- **Your goal**
Please print the data shown below without any alteration.

- **Information provided**
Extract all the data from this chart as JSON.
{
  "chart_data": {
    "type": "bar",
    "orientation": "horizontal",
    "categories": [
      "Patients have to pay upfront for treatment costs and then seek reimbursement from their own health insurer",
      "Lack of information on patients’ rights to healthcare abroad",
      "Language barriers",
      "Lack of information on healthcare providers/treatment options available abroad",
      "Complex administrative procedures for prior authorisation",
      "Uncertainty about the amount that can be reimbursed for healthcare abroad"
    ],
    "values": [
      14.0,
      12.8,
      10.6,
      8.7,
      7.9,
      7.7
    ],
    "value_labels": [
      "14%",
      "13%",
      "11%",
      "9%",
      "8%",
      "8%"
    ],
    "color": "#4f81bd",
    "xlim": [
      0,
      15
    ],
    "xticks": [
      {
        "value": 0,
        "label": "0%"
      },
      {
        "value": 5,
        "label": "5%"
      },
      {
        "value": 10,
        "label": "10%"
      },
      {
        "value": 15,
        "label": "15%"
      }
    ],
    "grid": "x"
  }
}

- **Solution to the problem**
Extract all the data from this chart as JSON.
{
  "chart_data": {
    "type": "bar",
    "orientation": "horizontal",
    "categories": [
      "Patients have to pay upfront for treatment costs and then seek reimbursement from their own health insurer",
      "Lack of information on patients’ rights to healthcare abroad",
      "Language barriers",
      "Lack of information on healthcare providers/treatment options available abroad",
      "Complex administrative procedures for prior authorisation",
      "Uncertainty about the amount that can be reimbursed for healthcare abroad"
    ],
    "values": [
      14.0,
      12.8,
      10.6,
      8.7,
      7.9,
      7.7
    ],
    "value_labels": [
      "14%",
      "13%",
      "11%",
      "9%",
      "8%",
      "8%"
    ],
    "color": "#4f81bd",
    "xlim": [
      0,
      15
    ],
    "xticks": [
      {
        "value": 0,
        "label": "0%"
      },
      {
        "value": 5,
        "label": "5%"
      },
      {
        "value": 10,
        "label": "10%"
      },
      {
        "value": 15,
        "label": "15%"
      }
    ],
    "grid": "x"
  }
}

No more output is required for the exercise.